* [Job]: Each of the entries should be retyped precisely as it appears.
┌──
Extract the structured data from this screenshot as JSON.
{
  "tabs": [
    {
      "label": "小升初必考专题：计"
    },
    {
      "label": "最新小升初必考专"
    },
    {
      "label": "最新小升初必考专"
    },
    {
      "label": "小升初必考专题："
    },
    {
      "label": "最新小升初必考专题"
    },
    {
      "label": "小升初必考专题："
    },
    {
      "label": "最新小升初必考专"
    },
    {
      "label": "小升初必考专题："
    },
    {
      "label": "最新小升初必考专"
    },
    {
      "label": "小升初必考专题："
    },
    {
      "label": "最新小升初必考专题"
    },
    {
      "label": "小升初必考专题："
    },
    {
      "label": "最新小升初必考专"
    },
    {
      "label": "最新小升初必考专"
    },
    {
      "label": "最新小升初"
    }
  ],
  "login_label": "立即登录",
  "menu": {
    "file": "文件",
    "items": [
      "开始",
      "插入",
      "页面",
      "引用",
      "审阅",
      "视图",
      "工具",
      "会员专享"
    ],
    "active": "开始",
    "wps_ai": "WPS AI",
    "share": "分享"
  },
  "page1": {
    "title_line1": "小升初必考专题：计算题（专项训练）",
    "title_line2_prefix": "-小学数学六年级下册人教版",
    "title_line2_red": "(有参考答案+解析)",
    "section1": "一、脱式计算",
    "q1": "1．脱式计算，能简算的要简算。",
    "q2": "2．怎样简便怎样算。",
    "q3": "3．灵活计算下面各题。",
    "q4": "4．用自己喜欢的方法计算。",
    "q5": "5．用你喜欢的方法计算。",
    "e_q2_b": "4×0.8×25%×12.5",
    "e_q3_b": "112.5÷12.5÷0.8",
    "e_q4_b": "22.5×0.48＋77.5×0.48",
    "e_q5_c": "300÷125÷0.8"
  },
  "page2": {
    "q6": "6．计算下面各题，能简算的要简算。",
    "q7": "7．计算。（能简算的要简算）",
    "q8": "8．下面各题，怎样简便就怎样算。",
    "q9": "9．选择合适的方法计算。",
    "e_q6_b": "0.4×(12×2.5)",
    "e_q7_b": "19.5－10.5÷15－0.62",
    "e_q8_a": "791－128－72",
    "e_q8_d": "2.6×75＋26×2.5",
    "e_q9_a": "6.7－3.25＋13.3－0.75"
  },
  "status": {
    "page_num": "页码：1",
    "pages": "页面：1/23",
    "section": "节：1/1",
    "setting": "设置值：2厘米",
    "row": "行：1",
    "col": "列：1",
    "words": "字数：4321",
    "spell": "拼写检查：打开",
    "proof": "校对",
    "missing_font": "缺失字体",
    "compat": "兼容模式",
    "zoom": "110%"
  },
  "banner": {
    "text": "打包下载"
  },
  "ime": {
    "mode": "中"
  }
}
└──
* [Exercise result]:
Extract the structured data from this screenshot as JSON.
{
  "tabs": [
    {
      "label": "小升初必考专题：计"
    },
    {
      "label": "最新小升初必考专"
    },
    {
      "label": "最新小升初必考专"
    },
    {
      "label": "小升初必考专题："
    },
    {
      "label": "最新小升初必考专题"
    },
    {
      "label": "小升初必考专题："
    },
    {
      "label": "最新小升初必考专"
    },
    {
      "label": "小升初必考专题："
    },
    {
      "label": "最新小升初必考专"
    },
    {
      "label": "小升初必考专题："
    },
    {
      "label": "最新小升初必考专题"
    },
    {
      "label": "小升初必考专题："
    },
    {
      "label": "最新小升初必考专"
    },
    {
      "label": "最新小升初必考专"
    },
    {
      "label": "最新小升初"
    }
  ],
  "login_label": "立即登录",
  "menu": {
    "file": "文件",
    "items": [
      "开始",
      "插入",
      "页面",
      "引用",
      "审阅",
      "视图",
      "工具",
      "会员专享"
    ],
    "active": "开始",
    "wps_ai": "WPS AI",
    "share": "分享"
  },
  "page1": {
    "title_line1": "小升初必考专题：计算题（专项训练）",
    "title_line2_prefix": "-小学数学六年级下册人教版",
    "title_line2_red": "(有参考答案+解析)",
    "section1": "一、脱式计算",
    "q1": "1．脱式计算，能简算的要简算。",
    "q2": "2．怎样简便怎样算。",
    "q3": "3．灵活计算下面各题。",
    "q4": "4．用自己喜欢的方法计算。",
    "q5": "5．用你喜欢的方法计算。",
    "e_q2_b": "4×0.8×25%×12.5",
    "e_q3_b": "112.5÷12.5÷0.8",
    "e_q4_b": "22.5×0.48＋77.5×0.48",
    "e_q5_c": "300÷125÷0.8"
  },
  "page2": {
    "q6": "6．计算下面各题，能简算的要简算。",
    "q7": "7．计算。（能简算的要简算）",
    "q8": "8．下面各题，怎样简便就怎样算。",
    "q9": "9．选择合适的方法计算。",
    "e_q6_b": "0.4×(12×2.5)",
    "e_q7_b": "19.5－10.5÷15－0.62",
    "e_q8_a": "791－128－72",
    "e_q8_d": "2.6×75＋26×2.5",
    "e_q9_a": "6.7－3.25＋13.3－0.75"
  },
  "status": {
    "page_num": "页码：1",
    "pages": "页面：1/23",
    "section": "节：1/1",
    "setting": "设置值：2厘米",
    "row": "行：1",
    "col": "列：1",
    "words": "字数：4321",
    "spell": "拼写检查：打开",
    "proof": "校对",
    "missing_font": "缺失字体",
    "compat": "兼容模式",
    "zoom": "110%"
  },
  "banner": {
    "text": "打包下载"
  },
  "ime": {
    "mode": "中"
  }
}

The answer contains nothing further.